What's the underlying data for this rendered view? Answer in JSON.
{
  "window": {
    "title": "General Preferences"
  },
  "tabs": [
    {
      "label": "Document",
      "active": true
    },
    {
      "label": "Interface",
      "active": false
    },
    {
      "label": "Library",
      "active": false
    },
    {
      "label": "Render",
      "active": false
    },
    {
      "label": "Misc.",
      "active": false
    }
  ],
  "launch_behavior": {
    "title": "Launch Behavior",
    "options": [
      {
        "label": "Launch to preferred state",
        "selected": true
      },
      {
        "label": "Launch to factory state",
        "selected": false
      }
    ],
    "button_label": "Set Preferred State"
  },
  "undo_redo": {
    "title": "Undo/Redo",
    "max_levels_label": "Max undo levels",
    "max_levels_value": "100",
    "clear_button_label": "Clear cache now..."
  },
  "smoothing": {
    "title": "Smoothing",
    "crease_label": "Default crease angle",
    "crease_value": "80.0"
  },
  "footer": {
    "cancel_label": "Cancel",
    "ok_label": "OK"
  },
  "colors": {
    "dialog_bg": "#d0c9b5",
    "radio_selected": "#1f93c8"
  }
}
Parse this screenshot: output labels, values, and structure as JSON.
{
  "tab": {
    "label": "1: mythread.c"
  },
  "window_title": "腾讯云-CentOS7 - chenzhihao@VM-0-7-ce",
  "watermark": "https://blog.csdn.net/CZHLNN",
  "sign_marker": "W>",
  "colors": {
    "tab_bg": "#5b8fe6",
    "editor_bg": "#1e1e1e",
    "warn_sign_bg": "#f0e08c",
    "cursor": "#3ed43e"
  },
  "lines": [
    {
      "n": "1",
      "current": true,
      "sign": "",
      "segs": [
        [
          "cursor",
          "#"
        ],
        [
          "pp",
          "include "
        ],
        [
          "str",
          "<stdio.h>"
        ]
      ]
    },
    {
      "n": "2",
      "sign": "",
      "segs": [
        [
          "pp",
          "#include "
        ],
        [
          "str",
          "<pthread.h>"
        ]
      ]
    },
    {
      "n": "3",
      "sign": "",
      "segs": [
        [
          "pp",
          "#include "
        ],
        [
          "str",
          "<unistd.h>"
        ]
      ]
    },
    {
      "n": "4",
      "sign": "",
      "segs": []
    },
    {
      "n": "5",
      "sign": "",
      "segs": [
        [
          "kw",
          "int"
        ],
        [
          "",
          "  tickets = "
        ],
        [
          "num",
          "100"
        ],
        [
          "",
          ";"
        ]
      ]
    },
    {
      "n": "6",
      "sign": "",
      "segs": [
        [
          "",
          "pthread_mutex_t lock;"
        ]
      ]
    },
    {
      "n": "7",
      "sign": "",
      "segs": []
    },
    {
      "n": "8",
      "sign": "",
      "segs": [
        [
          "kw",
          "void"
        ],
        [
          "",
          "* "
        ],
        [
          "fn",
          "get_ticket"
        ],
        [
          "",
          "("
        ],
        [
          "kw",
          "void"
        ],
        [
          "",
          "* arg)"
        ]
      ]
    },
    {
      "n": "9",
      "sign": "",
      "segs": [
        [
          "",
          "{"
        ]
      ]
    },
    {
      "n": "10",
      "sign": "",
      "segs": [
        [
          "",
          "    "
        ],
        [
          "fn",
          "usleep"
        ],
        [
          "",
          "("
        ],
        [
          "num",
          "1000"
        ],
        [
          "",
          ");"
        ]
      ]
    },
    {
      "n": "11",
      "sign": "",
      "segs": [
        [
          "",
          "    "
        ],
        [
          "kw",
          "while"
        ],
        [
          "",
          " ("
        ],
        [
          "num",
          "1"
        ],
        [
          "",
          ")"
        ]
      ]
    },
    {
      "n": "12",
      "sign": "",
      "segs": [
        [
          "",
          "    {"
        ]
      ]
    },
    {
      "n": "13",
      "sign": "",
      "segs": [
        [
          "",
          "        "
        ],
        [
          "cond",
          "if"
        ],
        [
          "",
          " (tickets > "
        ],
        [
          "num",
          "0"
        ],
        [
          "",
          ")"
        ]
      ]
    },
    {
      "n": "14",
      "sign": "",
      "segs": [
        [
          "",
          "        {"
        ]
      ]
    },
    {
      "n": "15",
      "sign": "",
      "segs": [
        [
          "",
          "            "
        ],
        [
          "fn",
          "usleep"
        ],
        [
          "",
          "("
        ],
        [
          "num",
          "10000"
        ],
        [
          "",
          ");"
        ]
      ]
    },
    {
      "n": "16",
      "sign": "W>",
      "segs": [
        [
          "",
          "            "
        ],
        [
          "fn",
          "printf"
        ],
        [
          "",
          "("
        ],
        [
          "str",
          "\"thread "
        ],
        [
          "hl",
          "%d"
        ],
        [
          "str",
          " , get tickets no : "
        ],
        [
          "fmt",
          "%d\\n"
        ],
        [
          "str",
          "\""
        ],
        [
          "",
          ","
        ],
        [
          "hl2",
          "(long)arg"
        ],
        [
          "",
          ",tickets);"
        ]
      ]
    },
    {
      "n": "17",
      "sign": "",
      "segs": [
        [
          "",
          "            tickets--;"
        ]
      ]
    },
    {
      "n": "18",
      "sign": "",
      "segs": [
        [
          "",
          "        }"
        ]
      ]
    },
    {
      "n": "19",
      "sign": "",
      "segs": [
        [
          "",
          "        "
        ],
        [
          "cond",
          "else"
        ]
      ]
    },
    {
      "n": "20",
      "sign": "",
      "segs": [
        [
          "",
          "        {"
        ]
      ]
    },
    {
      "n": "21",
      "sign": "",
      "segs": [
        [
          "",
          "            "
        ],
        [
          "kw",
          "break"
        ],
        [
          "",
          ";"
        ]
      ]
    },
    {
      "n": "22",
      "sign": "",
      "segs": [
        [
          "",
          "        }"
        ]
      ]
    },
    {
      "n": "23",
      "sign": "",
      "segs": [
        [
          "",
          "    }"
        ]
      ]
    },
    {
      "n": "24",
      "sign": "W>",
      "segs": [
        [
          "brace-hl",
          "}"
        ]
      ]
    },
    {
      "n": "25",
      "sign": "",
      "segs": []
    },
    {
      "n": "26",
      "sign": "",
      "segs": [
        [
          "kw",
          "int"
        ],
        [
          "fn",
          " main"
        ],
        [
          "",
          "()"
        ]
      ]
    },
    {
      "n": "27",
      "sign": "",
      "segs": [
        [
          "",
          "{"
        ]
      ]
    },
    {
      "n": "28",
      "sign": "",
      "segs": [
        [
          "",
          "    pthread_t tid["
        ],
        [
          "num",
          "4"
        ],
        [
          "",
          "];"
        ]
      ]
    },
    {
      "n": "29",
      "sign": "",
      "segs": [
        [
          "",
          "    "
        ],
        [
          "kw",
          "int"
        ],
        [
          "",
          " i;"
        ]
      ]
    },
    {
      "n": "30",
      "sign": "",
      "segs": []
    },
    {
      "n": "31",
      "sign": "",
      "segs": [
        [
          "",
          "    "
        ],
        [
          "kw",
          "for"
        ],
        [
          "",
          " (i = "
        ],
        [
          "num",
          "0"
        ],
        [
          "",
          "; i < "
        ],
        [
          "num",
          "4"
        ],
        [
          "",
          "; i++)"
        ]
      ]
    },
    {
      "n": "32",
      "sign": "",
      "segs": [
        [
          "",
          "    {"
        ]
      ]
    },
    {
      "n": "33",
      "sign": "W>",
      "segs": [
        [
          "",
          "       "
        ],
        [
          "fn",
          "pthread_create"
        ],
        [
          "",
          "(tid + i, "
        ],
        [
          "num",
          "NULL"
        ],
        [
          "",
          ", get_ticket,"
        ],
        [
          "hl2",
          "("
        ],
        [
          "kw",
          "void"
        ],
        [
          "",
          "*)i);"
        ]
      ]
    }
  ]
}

§ §

• [Prompt]:
Give an exact repetition of all the material.

• [Solution to the exercise]:
What's the underlying data for this rendered view? Answer in JSON.
{
  "window": {
    "title": "General Preferences"
  },
  "tabs": [
    {
      "label": "Document",
      "active": true
    },
    {
      "label": "Interface",
      "active": false
    },
    {
      "label": "Library",
      "active": false
    },
    {
      "label": "Render",
      "active": false
    },
    {
      "label": "Misc.",
      "active": false
    }
  ],
  "launch_behavior": {
    "title": "Launch Behavior",
    "options": [
      {
        "label": "Launch to preferred state",
        "selected": true
      },
      {
        "label": "Launch to factory state",
        "selected": false
      }
    ],
    "button_label": "Set Preferred State"
  },
  "undo_redo": {
    "title": "Undo/Redo",
    "max_levels_label": "Max undo levels",
    "max_levels_value": "100",
    "clear_button_label": "Clear cache now..."
  },
  "smoothing": {
    "title": "Smoothing",
    "crease_label": "Default crease angle",
    "crease_value": "80.0"
  },
  "footer": {
    "cancel_label": "Cancel",
    "ok_label": "OK"
  },
  "colors": {
    "dialog_bg": "#d0c9b5",
    "radio_selected": "#1f93c8"
  }
}
Parse this screenshot: output labels, values, and structure as JSON.
{
  "tab": {
    "label": "1: mythread.c"
  },
  "window_title": "腾讯云-CentOS7 - chenzhihao@VM-0-7-ce",
  "watermark": "https://blog.csdn.net/CZHLNN",
  "sign_marker": "W>",
  "colors": {
    "tab_bg": "#5b8fe6",
    "editor_bg": "#1e1e1e",
    "warn_sign_bg": "#f0e08c",
    "cursor": "#3ed43e"
  },
  "lines": [
    {
      "n": "1",
      "current": true,
      "sign": "",
      "segs": [
        [
          "cursor",
          "#"
        ],
        [
          "pp",
          "include "
        ],
        [
          "str",
          "<stdio.h>"
        ]
      ]
    },
    {
      "n": "2",
      "sign": "",
      "segs": [
        [
          "pp",
          "#include "
        ],
        [
          "str",
          "<pthread.h>"
        ]
      ]
    },
    {
      "n": "3",
      "sign": "",
      "segs": [
        [
          "pp",
          "#include "
        ],
        [
          "str",
          "<unistd.h>"
        ]
      ]
    },
    {
      "n": "4",
      "sign": "",
      "segs": []
    },
    {
      "n": "5",
      "sign": "",
      "segs": [
        [
          "kw",
          "int"
        ],
        [
          "",
          "  tickets = "
        ],
        [
          "num",
          "100"
        ],
        [
          "",
          ";"
        ]
      ]
    },
    {
      "n": "6",
      "sign": "",
      "segs": [
        [
          "",
          "pthread_mutex_t lock;"
        ]
      ]
    },
    {
      "n": "7",
      "sign": "",
      "segs": []
    },
    {
      "n": "8",
      "sign": "",
      "segs": [
        [
          "kw",
          "void"
        ],
        [
          "",
          "* "
        ],
        [
          "fn",
          "get_ticket"
        ],
        [
          "",
          "("
        ],
        [
          "kw",
          "void"
        ],
        [
          "",
          "* arg)"
        ]
      ]
    },
    {
      "n": "9",
      "sign": "",
      "segs": [
        [
          "",
          "{"
        ]
      ]
    },
    {
      "n": "10",
      "sign": "",
      "segs": [
        [
          "",
          "    "
        ],
        [
          "fn",
          "usleep"
        ],
        [
          "",
          "("
        ],
        [
          "num",
          "1000"
        ],
        [
          "",
          ");"
        ]
      ]
    },
    {
      "n": "11",
      "sign": "",
      "segs": [
        [
          "",
          "    "
        ],
        [
          "kw",
          "while"
        ],
        [
          "",
          " ("
        ],
        [
          "num",
          "1"
        ],
        [
          "",
          ")"
        ]
      ]
    },
    {
      "n": "12",
      "sign": "",
      "segs": [
        [
          "",
          "    {"
        ]
      ]
    },
    {
      "n": "13",
      "sign": "",
      "segs": [
        [
          "",
          "        "
        ],
        [
          "cond",
          "if"
        ],
        [
          "",
          " (tickets > "
        ],
        [
          "num",
          "0"
        ],
        [
          "",
          ")"
        ]
      ]
    },
    {
      "n": "14",
      "sign": "",
      "segs": [
        [
          "",
          "        {"
        ]
      ]
    },
    {
      "n": "15",
      "sign": "",
      "segs": [
        [
          "",
          "            "
        ],
        [
          "fn",
          "usleep"
        ],
        [
          "",
          "("
        ],
        [
          "num",
          "10000"
        ],
        [
          "",
          ");"
        ]
      ]
    },
    {
      "n": "16",
      "sign": "W>",
      "segs": [
        [
          "",
          "            "
        ],
        [
          "fn",
          "printf"
        ],
        [
          "",
          "("
        ],
        [
          "str",
          "\"thread "
        ],
        [
          "hl",
          "%d"
        ],
        [
          "str",
          " , get tickets no : "
        ],
        [
          "fmt",
          "%d\\n"
        ],
        [
          "str",
          "\""
        ],
        [
          "",
          ","
        ],
        [
          "hl2",
          "(long)arg"
        ],
        [
          "",
          ",tickets);"
        ]
      ]
    },
    {
      "n": "17",
      "sign": "",
      "segs": [
        [
          "",
          "            tickets--;"
        ]
      ]
    },
    {
      "n": "18",
      "sign": "",
      "segs": [
        [
          "",
          "        }"
        ]
      ]
    },
    {
      "n": "19",
      "sign": "",
      "segs": [
        [
          "",
          "        "
        ],
        [
          "cond",
          "else"
        ]
      ]
    },
    {
      "n": "20",
      "sign": "",
      "segs": [
        [
          "",
          "        {"
        ]
      ]
    },
    {
      "n": "21",
      "sign": "",
      "segs": [
        [
          "",
          "            "
        ],
        [
          "kw",
          "break"
        ],
        [
          "",
          ";"
        ]
      ]
    },
    {
      "n": "22",
      "sign": "",
      "segs": [
        [
          "",
          "        }"
        ]
      ]
    },
    {
      "n": "23",
      "sign": "",
      "segs": [
        [
          "",
          "    }"
        ]
      ]
    },
    {
      "n": "24",
      "sign": "W>",
      "segs": [
        [
          "brace-hl",
          "}"
        ]
      ]
    },
    {
      "n": "25",
      "sign": "",
      "segs": []
    },
    {
      "n": "26",
      "sign": "",
      "segs": [
        [
          "kw",
          "int"
        ],
        [
          "fn",
          " main"
        ],
        [
          "",
          "()"
        ]
      ]
    },
    {
      "n": "27",
      "sign": "",
      "segs": [
        [
          "",
          "{"
        ]
      ]
    },
    {
      "n": "28",
      "sign": "",
      "segs": [
        [
          "",
          "    pthread_t tid["
        ],
        [
          "num",
          "4"
        ],
        [
          "",
          "];"
        ]
      ]
    },
    {
      "n": "29",
      "sign": "",
      "segs": [
        [
          "",
          "    "
        ],
        [
          "kw",
          "int"
        ],
        [
          "",
          " i;"
        ]
      ]
    },
    {
      "n": "30",
      "sign": "",
      "segs": []
    },
    {
      "n": "31",
      "sign": "",
      "segs": [
        [
          "",
          "    "
        ],
        [
          "kw",
          "for"
        ],
        [
          "",
          " (i = "
        ],
        [
          "num",
          "0"
        ],
        [
          "",
          "; i < "
        ],
        [
          "num",
          "4"
        ],
        [
          "",
          "; i++)"
        ]
      ]
    },
    {
      "n": "32",
      "sign": "",
      "segs": [
        [
          "",
          "    {"
        ]
      ]
    },
    {
      "n": "33",
      "sign": "W>",
      "segs": [
        [
          "",
          "       "
        ],
        [
          "fn",
          "pthread_create"
        ],
        [
          "",
          "(tid + i, "
        ],
        [
          "num",
          "NULL"
        ],
        [
          "",
          ", get_ticket,"
        ],
        [
          "hl2",
          "("
        ],
        [
          "kw",
          "void"
        ],
        [
          "",
          "*)i);"
        ]
      ]
    }
  ]
}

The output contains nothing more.